== The request ==
Copy all the material that follows, keeping every character the same.

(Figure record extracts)
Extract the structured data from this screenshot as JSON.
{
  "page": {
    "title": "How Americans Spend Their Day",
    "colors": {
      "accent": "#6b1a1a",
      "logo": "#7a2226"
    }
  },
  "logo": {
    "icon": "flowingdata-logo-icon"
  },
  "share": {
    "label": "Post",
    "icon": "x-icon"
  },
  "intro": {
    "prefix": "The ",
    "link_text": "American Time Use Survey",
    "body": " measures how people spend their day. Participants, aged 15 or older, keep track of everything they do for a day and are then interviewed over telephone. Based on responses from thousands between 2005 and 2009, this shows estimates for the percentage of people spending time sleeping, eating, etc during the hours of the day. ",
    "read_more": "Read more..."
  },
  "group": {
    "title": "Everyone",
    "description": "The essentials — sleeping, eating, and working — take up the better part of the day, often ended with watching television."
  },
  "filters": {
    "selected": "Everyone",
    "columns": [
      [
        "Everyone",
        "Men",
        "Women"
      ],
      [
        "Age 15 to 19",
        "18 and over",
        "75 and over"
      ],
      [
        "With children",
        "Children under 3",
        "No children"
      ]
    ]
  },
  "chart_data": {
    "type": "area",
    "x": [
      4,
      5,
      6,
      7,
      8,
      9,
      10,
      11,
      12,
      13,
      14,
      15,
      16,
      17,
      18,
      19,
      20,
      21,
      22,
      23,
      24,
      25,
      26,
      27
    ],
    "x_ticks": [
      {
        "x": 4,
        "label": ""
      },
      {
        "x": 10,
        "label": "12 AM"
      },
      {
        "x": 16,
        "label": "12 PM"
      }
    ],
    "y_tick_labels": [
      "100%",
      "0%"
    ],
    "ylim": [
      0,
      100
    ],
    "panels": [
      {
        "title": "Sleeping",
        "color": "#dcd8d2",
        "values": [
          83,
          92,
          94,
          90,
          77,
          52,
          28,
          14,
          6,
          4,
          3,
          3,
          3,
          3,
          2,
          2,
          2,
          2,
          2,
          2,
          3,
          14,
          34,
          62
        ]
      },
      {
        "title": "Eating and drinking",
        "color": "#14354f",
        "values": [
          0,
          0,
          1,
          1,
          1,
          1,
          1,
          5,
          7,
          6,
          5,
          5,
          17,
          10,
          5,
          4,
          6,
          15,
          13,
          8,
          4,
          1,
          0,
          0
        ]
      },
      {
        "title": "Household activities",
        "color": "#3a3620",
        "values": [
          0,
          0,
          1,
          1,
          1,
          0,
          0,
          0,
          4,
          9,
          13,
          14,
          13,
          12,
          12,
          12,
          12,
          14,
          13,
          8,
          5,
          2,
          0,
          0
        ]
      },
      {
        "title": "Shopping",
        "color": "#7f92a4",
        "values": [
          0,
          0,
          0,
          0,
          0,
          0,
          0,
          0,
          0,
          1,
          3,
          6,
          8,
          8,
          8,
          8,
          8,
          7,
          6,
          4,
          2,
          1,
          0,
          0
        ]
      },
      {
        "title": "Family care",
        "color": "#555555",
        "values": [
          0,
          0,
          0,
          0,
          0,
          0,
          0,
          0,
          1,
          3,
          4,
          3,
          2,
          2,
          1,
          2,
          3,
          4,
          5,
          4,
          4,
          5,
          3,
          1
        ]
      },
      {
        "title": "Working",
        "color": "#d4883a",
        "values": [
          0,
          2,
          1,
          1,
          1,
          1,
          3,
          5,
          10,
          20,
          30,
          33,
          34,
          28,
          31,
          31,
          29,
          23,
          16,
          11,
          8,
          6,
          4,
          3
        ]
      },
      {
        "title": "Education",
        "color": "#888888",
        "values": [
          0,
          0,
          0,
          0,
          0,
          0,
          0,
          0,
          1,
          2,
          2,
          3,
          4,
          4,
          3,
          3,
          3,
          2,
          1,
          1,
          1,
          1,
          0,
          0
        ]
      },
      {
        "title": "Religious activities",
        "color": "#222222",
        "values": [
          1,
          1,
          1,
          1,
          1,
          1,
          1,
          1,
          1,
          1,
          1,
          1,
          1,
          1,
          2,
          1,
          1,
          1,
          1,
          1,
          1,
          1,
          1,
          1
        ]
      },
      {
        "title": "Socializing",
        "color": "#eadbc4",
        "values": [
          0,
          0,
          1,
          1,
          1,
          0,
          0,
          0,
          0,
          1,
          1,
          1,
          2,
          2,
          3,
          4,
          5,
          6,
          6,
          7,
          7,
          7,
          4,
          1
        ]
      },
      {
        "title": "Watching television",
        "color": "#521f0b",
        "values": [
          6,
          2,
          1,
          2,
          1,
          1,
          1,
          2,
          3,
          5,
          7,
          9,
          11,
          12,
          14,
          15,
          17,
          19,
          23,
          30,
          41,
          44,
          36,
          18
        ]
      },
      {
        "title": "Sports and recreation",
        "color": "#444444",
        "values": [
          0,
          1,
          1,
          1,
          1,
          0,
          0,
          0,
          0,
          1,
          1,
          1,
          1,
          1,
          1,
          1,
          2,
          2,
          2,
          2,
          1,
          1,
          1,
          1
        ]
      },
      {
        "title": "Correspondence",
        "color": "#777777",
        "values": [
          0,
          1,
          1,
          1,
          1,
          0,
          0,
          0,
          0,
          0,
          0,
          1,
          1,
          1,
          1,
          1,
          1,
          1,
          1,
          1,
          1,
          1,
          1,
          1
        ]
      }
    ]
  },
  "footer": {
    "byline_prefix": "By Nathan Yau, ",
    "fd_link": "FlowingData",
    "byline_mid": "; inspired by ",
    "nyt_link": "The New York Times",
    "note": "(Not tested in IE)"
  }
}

== Full solution ==
Extract the structured data from this screenshot as JSON.
{
  "page": {
    "title": "How Americans Spend Their Day",
    "colors": {
      "accent": "#6b1a1a",
      "logo": "#7a2226"
    }
  },
  "logo": {
    "icon": "flowingdata-logo-icon"
  },
  "share": {
    "label": "Post",
    "icon": "x-icon"
  },
  "intro": {
    "prefix": "The ",
    "link_text": "American Time Use Survey",
    "body": " measures how people spend their day. Participants, aged 15 or older, keep track of everything they do for a day and are then interviewed over telephone. Based on responses from thousands between 2005 and 2009, this shows estimates for the percentage of people spending time sleeping, eating, etc during the hours of the day. ",
    "read_more": "Read more..."
  },
  "group": {
    "title": "Everyone",
    "description": "The essentials — sleeping, eating, and working — take up the better part of the day, often ended with watching television."
  },
  "filters": {
    "selected": "Everyone",
    "columns": [
      [
        "Everyone",
        "Men",
        "Women"
      ],
      [
        "Age 15 to 19",
        "18 and over",
        "75 and over"
      ],
      [
        "With children",
        "Children under 3",
        "No children"
      ]
    ]
  },
  "chart_data": {
    "type": "area",
    "x": [
      4,
      5,
      6,
      7,
      8,
      9,
      10,
      11,
      12,
      13,
      14,
      15,
      16,
      17,
      18,
      19,
      20,
      21,
      22,
      23,
      24,
      25,
      26,
      27
    ],
    "x_ticks": [
      {
        "x": 4,
        "label": ""
      },
      {
        "x": 10,
        "label": "12 AM"
      },
      {
        "x": 16,
        "label": "12 PM"
      }
    ],
    "y_tick_labels": [
      "100%",
      "0%"
    ],
    "ylim": [
      0,
      100
    ],
    "panels": [
      {
        "title": "Sleeping",
        "color": "#dcd8d2",
        "values": [
          83,
          92,
          94,
          90,
          77,
          52,
          28,
          14,
          6,
          4,
          3,
          3,
          3,
          3,
          2,
          2,
          2,
          2,
          2,
          2,
          3,
          14,
          34,
          62
        ]
      },
      {
        "title": "Eating and drinking",
        "color": "#14354f",
        "values": [
          0,
          0,
          1,
          1,
          1,
          1,
          1,
          5,
          7,
          6,
          5,
          5,
          17,
          10,
          5,
          4,
          6,
          15,
          13,
          8,
          4,
          1,
          0,
          0
        ]
      },
      {
        "title": "Household activities",
        "color": "#3a3620",
        "values": [
          0,
          0,
          1,
          1,
          1,
          0,
          0,
          0,
          4,
          9,
          13,
          14,
          13,
          12,
          12,
          12,
          12,
          14,
          13,
          8,
          5,
          2,
          0,
          0
        ]
      },
      {
        "title": "Shopping",
        "color": "#7f92a4",
        "values": [
          0,
          0,
          0,
          0,
          0,
          0,
          0,
          0,
          0,
          1,
          3,
          6,
          8,
          8,
          8,
          8,
          8,
          7,
          6,
          4,
          2,
          1,
          0,
          0
        ]
      },
      {
        "title": "Family care",
        "color": "#555555",
        "values": [
          0,
          0,
          0,
          0,
          0,
          0,
          0,
          0,
          1,
          3,
          4,
          3,
          2,
          2,
          1,
          2,
          3,
          4,
          5,
          4,
          4,
          5,
          3,
          1
        ]
      },
      {
        "title": "Working",
        "color": "#d4883a",
        "values": [
          0,
          2,
          1,
          1,
          1,
          1,
          3,
          5,
          10,
          20,
          30,
          33,
          34,
          28,
          31,
          31,
          29,
          23,
          16,
          11,
          8,
          6,
          4,
          3
        ]
      },
      {
        "title": "Education",
        "color": "#888888",
        "values": [
          0,
          0,
          0,
          0,
          0,
          0,
          0,
          0,
          1,
          2,
          2,
          3,
          4,
          4,
          3,
          3,
          3,
          2,
          1,
          1,
          1,
          1,
          0,
          0
        ]
      },
      {
        "title": "Religious activities",
        "color": "#222222",
        "values": [
          1,
          1,
          1,
          1,
          1,
          1,
          1,
          1,
          1,
          1,
          1,
          1,
          1,
          1,
          2,
          1,
          1,
          1,
          1,
          1,
          1,
          1,
          1,
          1
        ]
      },
      {
        "title": "Socializing",
        "color": "#eadbc4",
        "values": [
          0,
          0,
          1,
          1,
          1,
          0,
          0,
          0,
          0,
          1,
          1,
          1,
          2,
          2,
          3,
          4,
          5,
          6,
          6,
          7,
          7,
          7,
          4,
          1
        ]
      },
      {
        "title": "Watching television",
        "color": "#521f0b",
        "values": [
          6,
          2,
          1,
          2,
          1,
          1,
          1,
          2,
          3,
          5,
          7,
          9,
          11,
          12,
          14,
          15,
          17,
          19,
          23,
          30,
          41,
          44,
          36,
          18
        ]
      },
      {
        "title": "Sports and recreation",
        "color": "#444444",
        "values": [
          0,
          1,
          1,
          1,
          1,
          0,
          0,
          0,
          0,
          1,
          1,
          1,
          1,
          1,
          1,
          1,
          2,
          2,
          2,
          2,
          1,
          1,
          1,
          1
        ]
      },
      {
        "title": "Correspondence",
        "color": "#777777",
        "values": [
          0,
          1,
          1,
          1,
          1,
          0,
          0,
          0,
          0,
          0,
          0,
          1,
          1,
          1,
          1,
          1,
          1,
          1,
          1,
          1,
          1,
          1,
          1,
          1
        ]
      }
    ]
  },
  "footer": {
    "byline_prefix": "By Nathan Yau, ",
    "fd_link": "FlowingData",
    "byline_mid": "; inspired by ",
    "nyt_link": "The New York Times",
    "note": "(Not tested in IE)"
  }
}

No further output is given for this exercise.